(Extract)

+++++

Episode: Our Last Chance to Talk ‘Gatsby’
Date: December 25, 2025
Host: Wesley Morris (The New York Times)
Guests: Min Jin Lee (novelist), Gilbert Cruz (New York Times Book Review editor)
This Centennial episode looks back on F. Scott Fitzgerald’s The Great Gatsby, exploring why its spell endures 100 years after publication. Wesley Morris welcomes guests Min Jin Lee and Gilbert Cruz to dissect their lifelong relationships with the novel, question its placement in the American canon, and ponder why the book is so obsessively reimagined in culture.
Timestamp: 02:18-13:43
Wesley recounts being asked to write an introduction for a new edition, reflecting on reading Gatsby in three very different stages of life.
Min Jin Lee read Gatsby as a young Korean immigrant, influenced by “cool people” and librarians.

+++++

(Record excerpts)
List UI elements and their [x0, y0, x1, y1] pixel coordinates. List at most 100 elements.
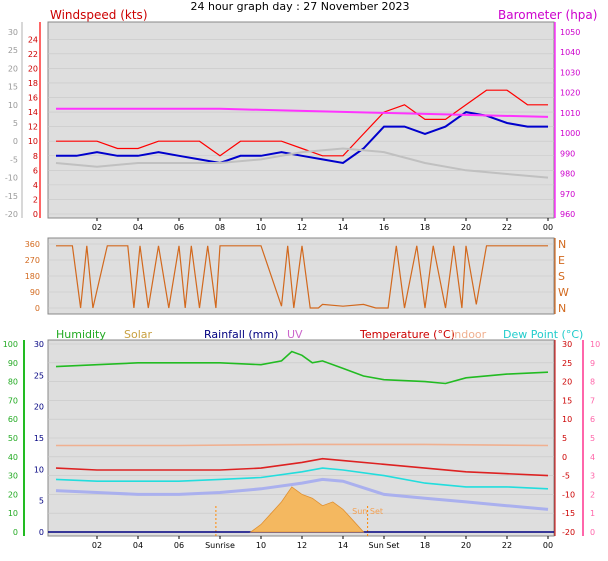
sunset-annotation: Sun Set: [352, 507, 383, 516]
wind-tick-label: 2: [33, 195, 38, 204]
series-gust-shadow: [55, 147, 549, 179]
temp-tick-label: 0: [562, 453, 567, 462]
humidity-tick-label: 60: [8, 415, 18, 424]
series-barometer-hpa: [56, 107, 549, 118]
x-tick-label: 10: [256, 541, 266, 550]
rain-tick-label: 20: [34, 403, 44, 412]
series-direction: [56, 245, 548, 309]
baro-tick-label: 1030: [560, 68, 580, 77]
grey-tick-label: 25: [8, 46, 18, 55]
dewpoint-label: Dew Point (°C): [503, 328, 583, 341]
grey-tick-label: 15: [8, 83, 18, 92]
compass-label: S: [558, 270, 565, 283]
x-tick-label: 22: [502, 223, 512, 232]
uv-tick-label: 7: [590, 396, 595, 405]
wind-panel: [47, 21, 555, 219]
series-apparent: [55, 477, 549, 511]
x-tick-label: 14: [338, 541, 348, 550]
x-tick-label: 12: [297, 223, 307, 232]
uv-tick-label: 3: [590, 472, 595, 481]
x-tick-label: 18: [420, 541, 430, 550]
series-indoor: [56, 443, 549, 447]
rain-label: Rainfall (mm): [204, 328, 278, 341]
x-tick-label: 20: [461, 223, 471, 232]
uv-tick-label: 2: [590, 490, 595, 499]
temp-tick-label: 15: [562, 396, 572, 405]
page-title: 24 hour graph day : 27 November 2023: [190, 0, 409, 13]
temp-tick-label: -15: [562, 509, 575, 518]
uv-tick-label: 8: [590, 378, 595, 387]
x-tick-label: 04: [133, 541, 143, 550]
x-tick-label: 06: [174, 223, 184, 232]
barometer-axis-label: Barometer (hpa): [498, 8, 597, 22]
humidity-tick-label: 100: [3, 340, 18, 349]
humidity-tick-label: 20: [8, 490, 18, 499]
wind-tick-label: 22: [28, 50, 38, 59]
baro-tick-label: 1010: [560, 109, 580, 118]
direction-tick-label: 360: [25, 240, 40, 249]
baro-tick-label: 1050: [560, 28, 580, 37]
baro-tick-label: 1020: [560, 89, 580, 98]
direction-tick-label: 0: [35, 304, 40, 313]
temp-tick-label: 30: [562, 340, 572, 349]
grey-tick-label: 0: [13, 137, 18, 146]
wind-tick-label: 24: [28, 35, 38, 44]
series-humidity: [55, 350, 549, 385]
wind-tick-label: 16: [28, 94, 38, 103]
x-tick-label: 00: [543, 541, 553, 550]
x-tick-label: 22: [502, 541, 512, 550]
wind-tick-label: 18: [28, 79, 38, 88]
series-dew-point-c: [55, 467, 549, 490]
baro-tick-label: 960: [560, 210, 575, 219]
x-tick-label: Sunrise: [205, 541, 235, 550]
uv-tick-label: 6: [590, 415, 595, 424]
x-tick-label: Sun Set: [369, 541, 400, 550]
direction-tick-label: 270: [25, 256, 40, 265]
x-tick-label: 02: [92, 223, 102, 232]
humidity-tick-label: 10: [8, 509, 18, 518]
direction-tick-label: 90: [30, 288, 40, 297]
compass-label: E: [558, 254, 565, 267]
wind-tick-label: 6: [33, 166, 38, 175]
solar-label: Solar: [124, 328, 153, 341]
humidity-tick-label: 30: [8, 472, 18, 481]
humidity-tick-label: 0: [13, 528, 18, 537]
temp-tick-label: -20: [562, 528, 575, 537]
uv-tick-label: 1: [590, 509, 595, 518]
temp-tick-label: 20: [562, 378, 572, 387]
wind-tick-label: 20: [28, 64, 38, 73]
humidity-tick-label: 70: [8, 396, 18, 405]
grey-tick-label: -20: [5, 210, 18, 219]
temp-tick-label: -5: [562, 472, 570, 481]
compass-label: W: [558, 286, 569, 299]
grey-tick-label: 30: [8, 28, 18, 37]
uv-tick-label: 5: [590, 434, 595, 443]
grey-tick-label: -10: [5, 174, 18, 183]
rain-tick-label: 10: [34, 465, 44, 474]
x-tick-label: 12: [297, 541, 307, 550]
wind-axis-label: Windspeed (kts): [50, 8, 148, 22]
x-tick-label: 14: [338, 223, 348, 232]
temperature-label: Temperature (°C): [359, 328, 455, 341]
x-tick-label: 20: [461, 541, 471, 550]
uv-tick-label: 10: [590, 340, 600, 349]
x-tick-label: 06: [174, 541, 184, 550]
compass-label: N: [558, 302, 566, 315]
series-windspeed-kts: [56, 89, 548, 157]
grey-tick-label: 5: [13, 119, 18, 128]
rain-tick-label: 0: [39, 528, 44, 537]
baro-tick-label: 990: [560, 149, 575, 158]
compass-label: N: [558, 238, 566, 251]
baro-tick-label: 1040: [560, 48, 580, 57]
x-tick-label: 18: [420, 223, 430, 232]
x-tick-label: 08: [215, 223, 225, 232]
humidity-tick-label: 90: [8, 359, 18, 368]
rain-tick-label: 25: [34, 371, 44, 380]
series-solar: [249, 486, 365, 533]
series-windspeed-average-kts: [56, 111, 548, 165]
x-tick-label: 02: [92, 541, 102, 550]
rain-tick-label: 5: [39, 497, 44, 506]
grey-tick-label: -15: [5, 192, 18, 201]
wind-tick-label: 4: [33, 181, 38, 190]
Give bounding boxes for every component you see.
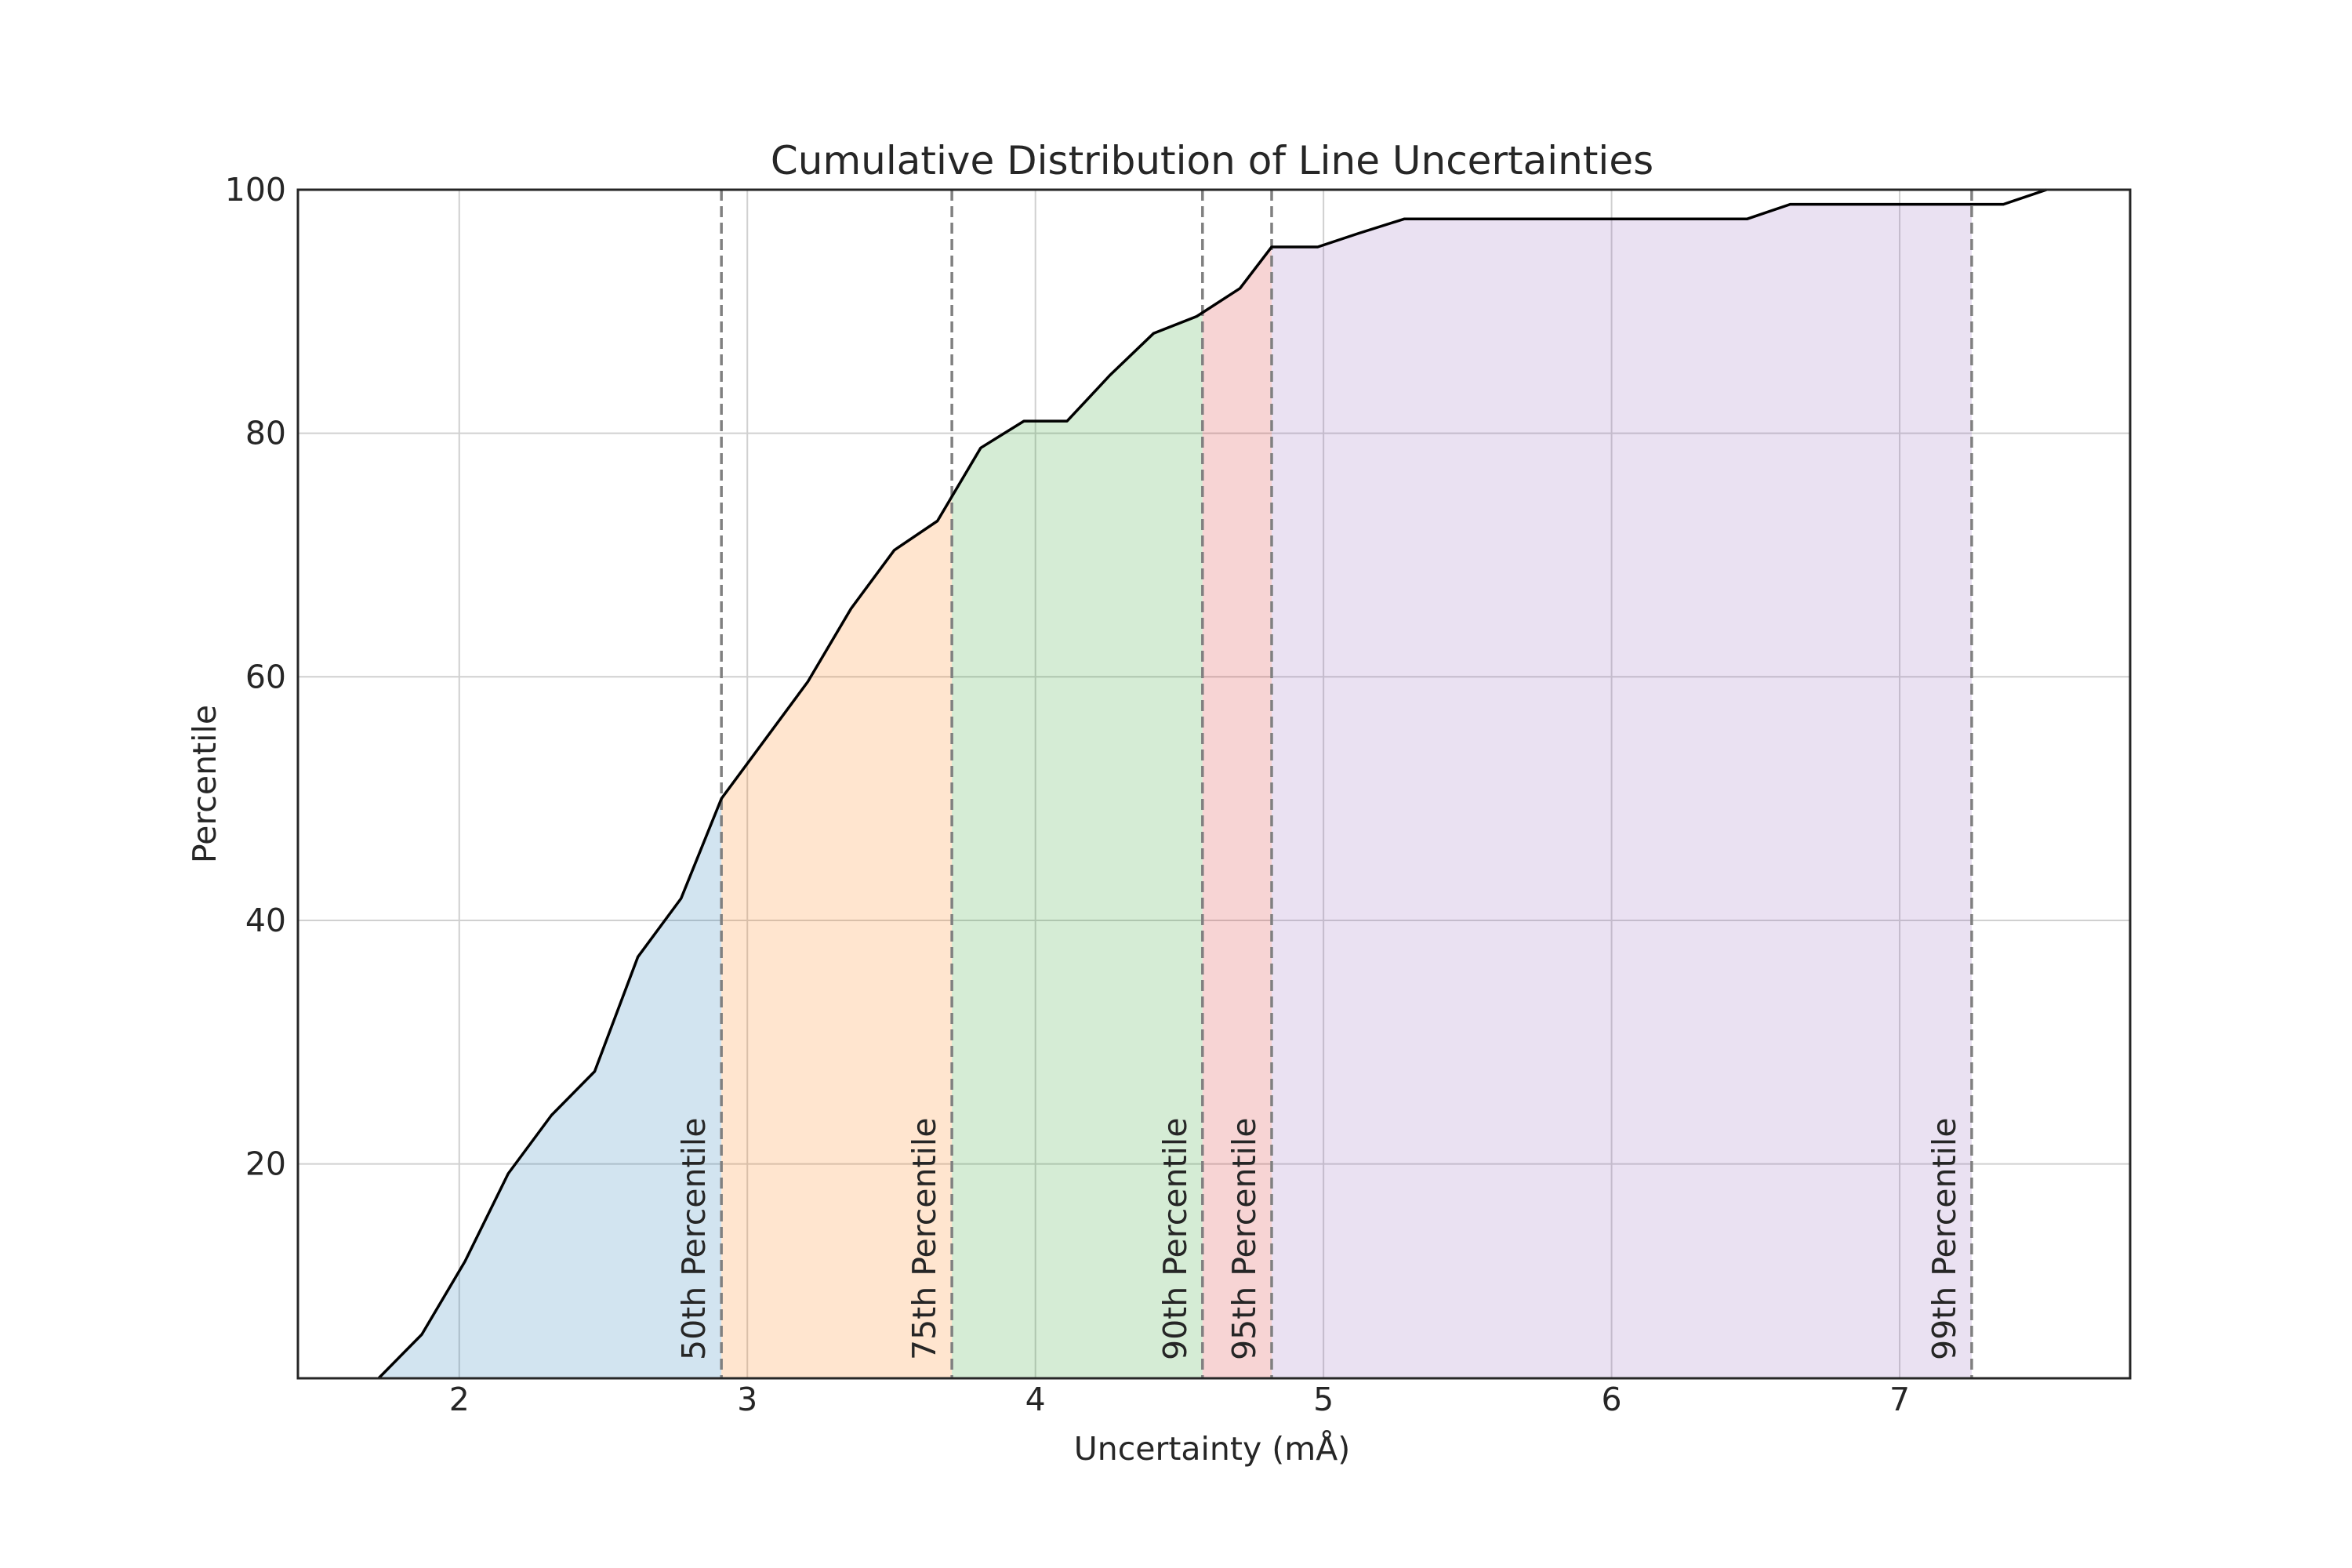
y-axis-label: Percentile: [186, 705, 223, 863]
percentile-lines: [720, 190, 1973, 1378]
y-axis-ticks: 20 40 60 80 100: [225, 171, 286, 1183]
plot-frame: [296, 188, 2132, 1380]
x-tick-label: 2: [449, 1381, 470, 1418]
cdf-line: [377, 188, 2047, 1380]
cdf-curve-layer: [377, 188, 2047, 1380]
x-tick-label: 4: [1025, 1381, 1046, 1418]
percentile-label-2: 75th Percentile: [906, 1117, 943, 1360]
percentile-label-4: 95th Percentile: [1225, 1117, 1263, 1360]
chart-title: Cumulative Distribution of Line Uncertai…: [771, 138, 1653, 183]
band-4: [1202, 247, 1272, 1378]
y-tick-label: 40: [245, 902, 286, 939]
y-tick-label: 80: [245, 415, 286, 452]
band-5: [1271, 204, 1972, 1379]
x-axis-ticks: 2 3 4 5 6 7: [449, 1381, 1910, 1418]
y-tick-label: 60: [245, 658, 286, 695]
percentile-label-5: 99th Percentile: [1926, 1117, 1963, 1360]
percentile-label-3: 90th Percentile: [1156, 1117, 1194, 1360]
band-1: [378, 798, 722, 1378]
x-tick-label: 7: [1889, 1381, 1910, 1418]
band-3: [952, 312, 1203, 1378]
y-tick-label: 20: [245, 1145, 286, 1183]
percentile-label-1: 50th Percentile: [675, 1117, 713, 1360]
y-tick-label: 100: [225, 171, 286, 209]
x-tick-label: 3: [737, 1381, 757, 1418]
x-axis-label: Uncertainty (mÅ): [1074, 1430, 1351, 1468]
percentile-labels: 50th Percentile 75th Percentile 90th Perce…: [675, 1117, 1963, 1360]
band-2: [721, 496, 953, 1378]
x-tick-label: 6: [1602, 1381, 1622, 1418]
percentile-bands: [378, 204, 1972, 1379]
x-tick-label: 5: [1313, 1381, 1334, 1418]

+++++

(Written tasks)
(A) Reproduce the part of the Gatsby episode summary between "Guests: Min Jin" and "reimagined in culture.", inclusive.
(B) Resume the Gatsby episode summary, beginning with a new sentence after its final one.

(Per-task outputs)
(A)
Guests: Min Jin Lee (novelist), Gilbert Cruz (New York Times Book Review editor)
This Centennial episode looks back on F. Scott Fitzgerald’s The Great Gatsby, exploring why its spell endures 100 years after publication. Wesley Morris welcomes guests Min Jin Lee and Gilbert Cruz to dissect their lifelong relationships with the novel, question its placement in the American canon, and ponder why the book is so obsessively reimagined in culture.

(B)
Gilbert Cruz describes falling for its depiction of New York youth and the “intoxicating” allure of the city and self-invention, only later realizing the novel’s depth was about “hope and disappointment.”
All agree rereading has yielded new revelations each time, depending on their stage in life.
Quote:
“It is a book that is about time, or at least a certain time in one’s life. And therefore, it has meant something different to me every time that I’ve read it.”
— Gilbert Cruz (14:06)
Timestamp: 13:43–16:15
It's short and rereadable (“life is too short, so that helps”).
Fitzgerald’s sentences and evocation of season, longing, and hope are “gorgeously written.”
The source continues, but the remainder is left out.